* AIM OF THE EXERCISE
Pull every "score" line out of the data below.

====== THE DATA

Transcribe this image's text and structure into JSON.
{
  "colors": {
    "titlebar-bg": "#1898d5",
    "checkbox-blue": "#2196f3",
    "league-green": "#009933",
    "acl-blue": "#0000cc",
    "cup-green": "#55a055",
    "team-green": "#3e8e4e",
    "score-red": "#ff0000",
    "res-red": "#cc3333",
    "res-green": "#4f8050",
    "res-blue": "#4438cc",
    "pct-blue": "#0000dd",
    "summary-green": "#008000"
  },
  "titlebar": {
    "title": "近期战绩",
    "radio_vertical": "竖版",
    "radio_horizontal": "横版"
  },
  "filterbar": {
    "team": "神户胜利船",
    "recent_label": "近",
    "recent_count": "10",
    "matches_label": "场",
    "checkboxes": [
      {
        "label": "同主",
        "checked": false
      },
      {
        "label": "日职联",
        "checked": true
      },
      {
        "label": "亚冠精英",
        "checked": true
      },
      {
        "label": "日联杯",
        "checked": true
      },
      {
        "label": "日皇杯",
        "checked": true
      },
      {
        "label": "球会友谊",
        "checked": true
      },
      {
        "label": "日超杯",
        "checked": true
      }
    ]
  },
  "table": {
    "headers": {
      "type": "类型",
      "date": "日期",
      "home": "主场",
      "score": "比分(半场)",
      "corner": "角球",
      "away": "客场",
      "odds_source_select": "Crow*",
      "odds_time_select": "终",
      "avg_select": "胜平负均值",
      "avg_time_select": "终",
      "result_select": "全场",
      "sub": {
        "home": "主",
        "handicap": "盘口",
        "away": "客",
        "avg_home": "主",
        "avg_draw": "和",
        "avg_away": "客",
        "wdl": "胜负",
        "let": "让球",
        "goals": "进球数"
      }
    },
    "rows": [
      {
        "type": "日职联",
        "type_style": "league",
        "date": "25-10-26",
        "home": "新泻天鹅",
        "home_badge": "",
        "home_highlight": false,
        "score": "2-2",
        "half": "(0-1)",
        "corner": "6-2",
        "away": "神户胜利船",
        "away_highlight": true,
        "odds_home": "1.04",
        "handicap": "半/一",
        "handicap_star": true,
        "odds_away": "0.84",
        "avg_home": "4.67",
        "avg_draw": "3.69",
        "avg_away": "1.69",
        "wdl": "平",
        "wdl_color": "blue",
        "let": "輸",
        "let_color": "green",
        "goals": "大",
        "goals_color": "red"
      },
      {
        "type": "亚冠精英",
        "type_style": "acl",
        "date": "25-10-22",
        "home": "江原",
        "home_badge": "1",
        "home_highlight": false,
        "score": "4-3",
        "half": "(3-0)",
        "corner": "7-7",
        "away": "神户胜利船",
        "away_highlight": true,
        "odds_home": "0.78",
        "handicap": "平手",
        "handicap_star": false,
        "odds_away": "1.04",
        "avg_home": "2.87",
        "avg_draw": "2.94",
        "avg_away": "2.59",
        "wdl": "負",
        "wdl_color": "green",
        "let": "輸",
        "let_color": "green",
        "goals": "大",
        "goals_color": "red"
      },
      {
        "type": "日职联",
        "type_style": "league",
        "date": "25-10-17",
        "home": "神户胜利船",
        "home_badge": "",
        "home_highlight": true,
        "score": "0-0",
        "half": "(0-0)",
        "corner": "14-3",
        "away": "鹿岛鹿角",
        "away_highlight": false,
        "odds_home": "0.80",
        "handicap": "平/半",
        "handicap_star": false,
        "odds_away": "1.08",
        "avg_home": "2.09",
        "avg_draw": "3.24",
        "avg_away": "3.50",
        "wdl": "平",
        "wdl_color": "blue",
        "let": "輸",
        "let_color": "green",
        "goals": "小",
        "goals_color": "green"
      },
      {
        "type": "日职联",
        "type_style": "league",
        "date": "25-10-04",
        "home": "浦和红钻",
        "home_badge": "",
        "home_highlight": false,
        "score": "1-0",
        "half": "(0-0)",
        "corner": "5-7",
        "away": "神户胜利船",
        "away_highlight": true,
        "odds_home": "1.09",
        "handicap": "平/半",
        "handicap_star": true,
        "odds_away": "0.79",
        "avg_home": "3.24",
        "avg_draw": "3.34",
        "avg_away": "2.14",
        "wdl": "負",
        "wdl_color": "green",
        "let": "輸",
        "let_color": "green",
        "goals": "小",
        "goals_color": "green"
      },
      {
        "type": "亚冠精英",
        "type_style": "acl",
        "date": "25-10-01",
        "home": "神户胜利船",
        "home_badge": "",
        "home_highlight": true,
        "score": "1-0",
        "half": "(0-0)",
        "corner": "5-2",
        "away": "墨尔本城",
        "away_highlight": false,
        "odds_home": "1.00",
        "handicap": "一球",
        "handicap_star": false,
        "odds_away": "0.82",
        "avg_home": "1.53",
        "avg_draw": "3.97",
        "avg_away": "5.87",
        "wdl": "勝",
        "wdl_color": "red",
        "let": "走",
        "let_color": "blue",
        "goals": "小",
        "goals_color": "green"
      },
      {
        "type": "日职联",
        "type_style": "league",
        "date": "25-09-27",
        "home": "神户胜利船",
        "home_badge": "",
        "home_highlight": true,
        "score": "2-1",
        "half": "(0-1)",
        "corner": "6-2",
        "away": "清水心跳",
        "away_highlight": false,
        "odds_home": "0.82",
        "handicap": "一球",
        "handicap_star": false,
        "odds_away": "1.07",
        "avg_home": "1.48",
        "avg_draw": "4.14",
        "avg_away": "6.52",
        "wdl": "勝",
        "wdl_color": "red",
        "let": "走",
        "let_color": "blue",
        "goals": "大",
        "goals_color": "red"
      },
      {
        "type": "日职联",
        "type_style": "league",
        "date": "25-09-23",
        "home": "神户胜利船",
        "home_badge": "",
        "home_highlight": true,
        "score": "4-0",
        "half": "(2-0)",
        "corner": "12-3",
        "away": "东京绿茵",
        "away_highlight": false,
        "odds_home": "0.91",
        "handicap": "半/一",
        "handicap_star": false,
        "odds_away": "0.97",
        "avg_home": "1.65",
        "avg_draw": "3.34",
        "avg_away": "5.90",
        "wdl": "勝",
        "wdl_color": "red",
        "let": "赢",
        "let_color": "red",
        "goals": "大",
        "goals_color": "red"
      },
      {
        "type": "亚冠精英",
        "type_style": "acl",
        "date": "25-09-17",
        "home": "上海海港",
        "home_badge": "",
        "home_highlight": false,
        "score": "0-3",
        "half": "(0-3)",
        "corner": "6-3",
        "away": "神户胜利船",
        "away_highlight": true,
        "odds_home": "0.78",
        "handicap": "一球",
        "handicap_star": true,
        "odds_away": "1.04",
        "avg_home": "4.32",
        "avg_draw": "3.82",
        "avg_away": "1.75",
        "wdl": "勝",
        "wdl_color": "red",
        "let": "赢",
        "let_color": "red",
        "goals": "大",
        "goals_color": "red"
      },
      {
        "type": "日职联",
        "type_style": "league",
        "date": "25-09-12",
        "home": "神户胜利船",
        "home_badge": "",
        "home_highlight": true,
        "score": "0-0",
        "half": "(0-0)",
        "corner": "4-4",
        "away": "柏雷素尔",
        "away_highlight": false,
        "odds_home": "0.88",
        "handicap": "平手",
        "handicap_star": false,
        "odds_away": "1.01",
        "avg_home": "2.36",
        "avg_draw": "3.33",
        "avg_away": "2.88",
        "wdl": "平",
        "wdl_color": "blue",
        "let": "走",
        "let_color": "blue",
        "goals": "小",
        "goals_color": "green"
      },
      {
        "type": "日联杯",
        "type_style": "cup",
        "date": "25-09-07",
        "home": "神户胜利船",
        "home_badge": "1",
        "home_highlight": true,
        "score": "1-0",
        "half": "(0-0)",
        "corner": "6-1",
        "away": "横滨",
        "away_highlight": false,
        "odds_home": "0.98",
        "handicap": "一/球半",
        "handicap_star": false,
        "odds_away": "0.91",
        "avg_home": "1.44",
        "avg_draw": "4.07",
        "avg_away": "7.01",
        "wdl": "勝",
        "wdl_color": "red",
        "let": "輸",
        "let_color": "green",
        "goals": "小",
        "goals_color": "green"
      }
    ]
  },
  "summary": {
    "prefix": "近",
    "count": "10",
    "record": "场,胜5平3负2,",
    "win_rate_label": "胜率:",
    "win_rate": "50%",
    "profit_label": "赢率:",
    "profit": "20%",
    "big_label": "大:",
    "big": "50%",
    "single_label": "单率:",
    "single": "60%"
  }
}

============

* SOLUTION FOR THIS TASK
    "score-red": "#ff0000",
      "score": "比分(半场)",
        "score": "2-2",
        "score": "4-3",
        "score": "0-0",
        "score": "1-0",
        "score": "1-0",
        "score": "2-1",
        "score": "4-0",
        "score": "0-3",
        "score": "0-0",
        "score": "1-0",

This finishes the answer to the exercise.